» PROVIDED MATERIAL
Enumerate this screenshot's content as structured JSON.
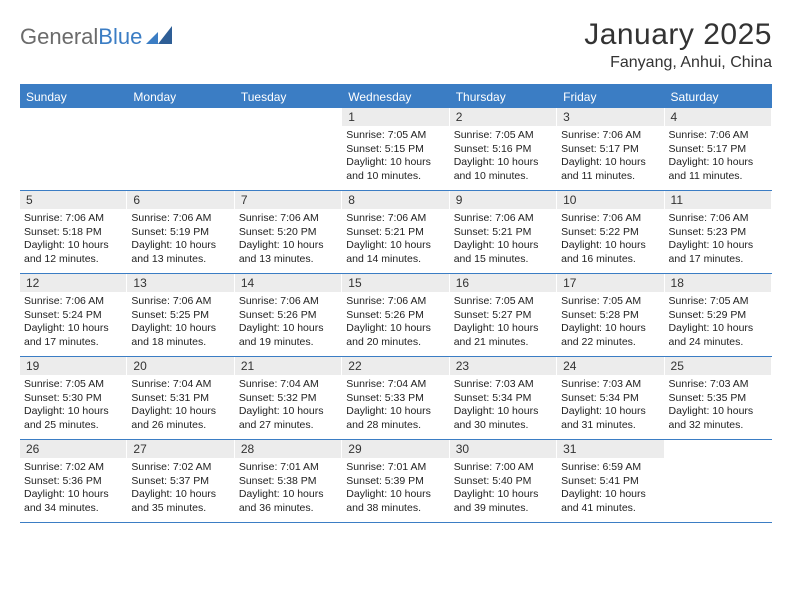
{
  "logo": {
    "text_a": "General",
    "text_b": "Blue"
  },
  "title": "January 2025",
  "location": "Fanyang, Anhui, China",
  "colors": {
    "accent": "#3b7dc4",
    "header_bg": "#3b7dc4",
    "daynum_bg": "#ececec",
    "text": "#333333",
    "body_text": "#222222",
    "logo_gray": "#6b6b6b"
  },
  "days_of_week": [
    "Sunday",
    "Monday",
    "Tuesday",
    "Wednesday",
    "Thursday",
    "Friday",
    "Saturday"
  ],
  "weeks": [
    [
      {
        "n": "",
        "empty": true
      },
      {
        "n": "",
        "empty": true
      },
      {
        "n": "",
        "empty": true
      },
      {
        "n": "1",
        "sunrise": "7:05 AM",
        "sunset": "5:15 PM",
        "daylight": "10 hours and 10 minutes."
      },
      {
        "n": "2",
        "sunrise": "7:05 AM",
        "sunset": "5:16 PM",
        "daylight": "10 hours and 10 minutes."
      },
      {
        "n": "3",
        "sunrise": "7:06 AM",
        "sunset": "5:17 PM",
        "daylight": "10 hours and 11 minutes."
      },
      {
        "n": "4",
        "sunrise": "7:06 AM",
        "sunset": "5:17 PM",
        "daylight": "10 hours and 11 minutes."
      }
    ],
    [
      {
        "n": "5",
        "sunrise": "7:06 AM",
        "sunset": "5:18 PM",
        "daylight": "10 hours and 12 minutes."
      },
      {
        "n": "6",
        "sunrise": "7:06 AM",
        "sunset": "5:19 PM",
        "daylight": "10 hours and 13 minutes."
      },
      {
        "n": "7",
        "sunrise": "7:06 AM",
        "sunset": "5:20 PM",
        "daylight": "10 hours and 13 minutes."
      },
      {
        "n": "8",
        "sunrise": "7:06 AM",
        "sunset": "5:21 PM",
        "daylight": "10 hours and 14 minutes."
      },
      {
        "n": "9",
        "sunrise": "7:06 AM",
        "sunset": "5:21 PM",
        "daylight": "10 hours and 15 minutes."
      },
      {
        "n": "10",
        "sunrise": "7:06 AM",
        "sunset": "5:22 PM",
        "daylight": "10 hours and 16 minutes."
      },
      {
        "n": "11",
        "sunrise": "7:06 AM",
        "sunset": "5:23 PM",
        "daylight": "10 hours and 17 minutes."
      }
    ],
    [
      {
        "n": "12",
        "sunrise": "7:06 AM",
        "sunset": "5:24 PM",
        "daylight": "10 hours and 17 minutes."
      },
      {
        "n": "13",
        "sunrise": "7:06 AM",
        "sunset": "5:25 PM",
        "daylight": "10 hours and 18 minutes."
      },
      {
        "n": "14",
        "sunrise": "7:06 AM",
        "sunset": "5:26 PM",
        "daylight": "10 hours and 19 minutes."
      },
      {
        "n": "15",
        "sunrise": "7:06 AM",
        "sunset": "5:26 PM",
        "daylight": "10 hours and 20 minutes."
      },
      {
        "n": "16",
        "sunrise": "7:05 AM",
        "sunset": "5:27 PM",
        "daylight": "10 hours and 21 minutes."
      },
      {
        "n": "17",
        "sunrise": "7:05 AM",
        "sunset": "5:28 PM",
        "daylight": "10 hours and 22 minutes."
      },
      {
        "n": "18",
        "sunrise": "7:05 AM",
        "sunset": "5:29 PM",
        "daylight": "10 hours and 24 minutes."
      }
    ],
    [
      {
        "n": "19",
        "sunrise": "7:05 AM",
        "sunset": "5:30 PM",
        "daylight": "10 hours and 25 minutes."
      },
      {
        "n": "20",
        "sunrise": "7:04 AM",
        "sunset": "5:31 PM",
        "daylight": "10 hours and 26 minutes."
      },
      {
        "n": "21",
        "sunrise": "7:04 AM",
        "sunset": "5:32 PM",
        "daylight": "10 hours and 27 minutes."
      },
      {
        "n": "22",
        "sunrise": "7:04 AM",
        "sunset": "5:33 PM",
        "daylight": "10 hours and 28 minutes."
      },
      {
        "n": "23",
        "sunrise": "7:03 AM",
        "sunset": "5:34 PM",
        "daylight": "10 hours and 30 minutes."
      },
      {
        "n": "24",
        "sunrise": "7:03 AM",
        "sunset": "5:34 PM",
        "daylight": "10 hours and 31 minutes."
      },
      {
        "n": "25",
        "sunrise": "7:03 AM",
        "sunset": "5:35 PM",
        "daylight": "10 hours and 32 minutes."
      }
    ],
    [
      {
        "n": "26",
        "sunrise": "7:02 AM",
        "sunset": "5:36 PM",
        "daylight": "10 hours and 34 minutes."
      },
      {
        "n": "27",
        "sunrise": "7:02 AM",
        "sunset": "5:37 PM",
        "daylight": "10 hours and 35 minutes."
      },
      {
        "n": "28",
        "sunrise": "7:01 AM",
        "sunset": "5:38 PM",
        "daylight": "10 hours and 36 minutes."
      },
      {
        "n": "29",
        "sunrise": "7:01 AM",
        "sunset": "5:39 PM",
        "daylight": "10 hours and 38 minutes."
      },
      {
        "n": "30",
        "sunrise": "7:00 AM",
        "sunset": "5:40 PM",
        "daylight": "10 hours and 39 minutes."
      },
      {
        "n": "31",
        "sunrise": "6:59 AM",
        "sunset": "5:41 PM",
        "daylight": "10 hours and 41 minutes."
      },
      {
        "n": "",
        "empty": true
      }
    ]
  ],
  "labels": {
    "sunrise": "Sunrise:",
    "sunset": "Sunset:",
    "daylight": "Daylight:"
  }
}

» THE PROBLEM
Output the material word for word, omitting its pictures.

» FINAL RESULT
Enumerate this screenshot's content as structured JSON.
{
  "logo": {
    "text_a": "General",
    "text_b": "Blue"
  },
  "title": "January 2025",
  "location": "Fanyang, Anhui, China",
  "colors": {
    "accent": "#3b7dc4",
    "header_bg": "#3b7dc4",
    "daynum_bg": "#ececec",
    "text": "#333333",
    "body_text": "#222222",
    "logo_gray": "#6b6b6b"
  },
  "days_of_week": [
    "Sunday",
    "Monday",
    "Tuesday",
    "Wednesday",
    "Thursday",
    "Friday",
    "Saturday"
  ],
  "weeks": [
    [
      {
        "n": "",
        "empty": true
      },
      {
        "n": "",
        "empty": true
      },
      {
        "n": "",
        "empty": true
      },
      {
        "n": "1",
        "sunrise": "7:05 AM",
        "sunset": "5:15 PM",
        "daylight": "10 hours and 10 minutes."
      },
      {
        "n": "2",
        "sunrise": "7:05 AM",
        "sunset": "5:16 PM",
        "daylight": "10 hours and 10 minutes."
      },
      {
        "n": "3",
        "sunrise": "7:06 AM",
        "sunset": "5:17 PM",
        "daylight": "10 hours and 11 minutes."
      },
      {
        "n": "4",
        "sunrise": "7:06 AM",
        "sunset": "5:17 PM",
        "daylight": "10 hours and 11 minutes."
      }
    ],
    [
      {
        "n": "5",
        "sunrise": "7:06 AM",
        "sunset": "5:18 PM",
        "daylight": "10 hours and 12 minutes."
      },
      {
        "n": "6",
        "sunrise": "7:06 AM",
        "sunset": "5:19 PM",
        "daylight": "10 hours and 13 minutes."
      },
      {
        "n": "7",
        "sunrise": "7:06 AM",
        "sunset": "5:20 PM",
        "daylight": "10 hours and 13 minutes."
      },
      {
        "n": "8",
        "sunrise": "7:06 AM",
        "sunset": "5:21 PM",
        "daylight": "10 hours and 14 minutes."
      },
      {
        "n": "9",
        "sunrise": "7:06 AM",
        "sunset": "5:21 PM",
        "daylight": "10 hours and 15 minutes."
      },
      {
        "n": "10",
        "sunrise": "7:06 AM",
        "sunset": "5:22 PM",
        "daylight": "10 hours and 16 minutes."
      },
      {
        "n": "11",
        "sunrise": "7:06 AM",
        "sunset": "5:23 PM",
        "daylight": "10 hours and 17 minutes."
      }
    ],
    [
      {
        "n": "12",
        "sunrise": "7:06 AM",
        "sunset": "5:24 PM",
        "daylight": "10 hours and 17 minutes."
      },
      {
        "n": "13",
        "sunrise": "7:06 AM",
        "sunset": "5:25 PM",
        "daylight": "10 hours and 18 minutes."
      },
      {
        "n": "14",
        "sunrise": "7:06 AM",
        "sunset": "5:26 PM",
        "daylight": "10 hours and 19 minutes."
      },
      {
        "n": "15",
        "sunrise": "7:06 AM",
        "sunset": "5:26 PM",
        "daylight": "10 hours and 20 minutes."
      },
      {
        "n": "16",
        "sunrise": "7:05 AM",
        "sunset": "5:27 PM",
        "daylight": "10 hours and 21 minutes."
      },
      {
        "n": "17",
        "sunrise": "7:05 AM",
        "sunset": "5:28 PM",
        "daylight": "10 hours and 22 minutes."
      },
      {
        "n": "18",
        "sunrise": "7:05 AM",
        "sunset": "5:29 PM",
        "daylight": "10 hours and 24 minutes."
      }
    ],
    [
      {
        "n": "19",
        "sunrise": "7:05 AM",
        "sunset": "5:30 PM",
        "daylight": "10 hours and 25 minutes."
      },
      {
        "n": "20",
        "sunrise": "7:04 AM",
        "sunset": "5:31 PM",
        "daylight": "10 hours and 26 minutes."
      },
      {
        "n": "21",
        "sunrise": "7:04 AM",
        "sunset": "5:32 PM",
        "daylight": "10 hours and 27 minutes."
      },
      {
        "n": "22",
        "sunrise": "7:04 AM",
        "sunset": "5:33 PM",
        "daylight": "10 hours and 28 minutes."
      },
      {
        "n": "23",
        "sunrise": "7:03 AM",
        "sunset": "5:34 PM",
        "daylight": "10 hours and 30 minutes."
      },
      {
        "n": "24",
        "sunrise": "7:03 AM",
        "sunset": "5:34 PM",
        "daylight": "10 hours and 31 minutes."
      },
      {
        "n": "25",
        "sunrise": "7:03 AM",
        "sunset": "5:35 PM",
        "daylight": "10 hours and 32 minutes."
      }
    ],
    [
      {
        "n": "26",
        "sunrise": "7:02 AM",
        "sunset": "5:36 PM",
        "daylight": "10 hours and 34 minutes."
      },
      {
        "n": "27",
        "sunrise": "7:02 AM",
        "sunset": "5:37 PM",
        "daylight": "10 hours and 35 minutes."
      },
      {
        "n": "28",
        "sunrise": "7:01 AM",
        "sunset": "5:38 PM",
        "daylight": "10 hours and 36 minutes."
      },
      {
        "n": "29",
        "sunrise": "7:01 AM",
        "sunset": "5:39 PM",
        "daylight": "10 hours and 38 minutes."
      },
      {
        "n": "30",
        "sunrise": "7:00 AM",
        "sunset": "5:40 PM",
        "daylight": "10 hours and 39 minutes."
      },
      {
        "n": "31",
        "sunrise": "6:59 AM",
        "sunset": "5:41 PM",
        "daylight": "10 hours and 41 minutes."
      },
      {
        "n": "",
        "empty": true
      }
    ]
  ],
  "labels": {
    "sunrise": "Sunrise:",
    "sunset": "Sunset:",
    "daylight": "Daylight:"
  }
}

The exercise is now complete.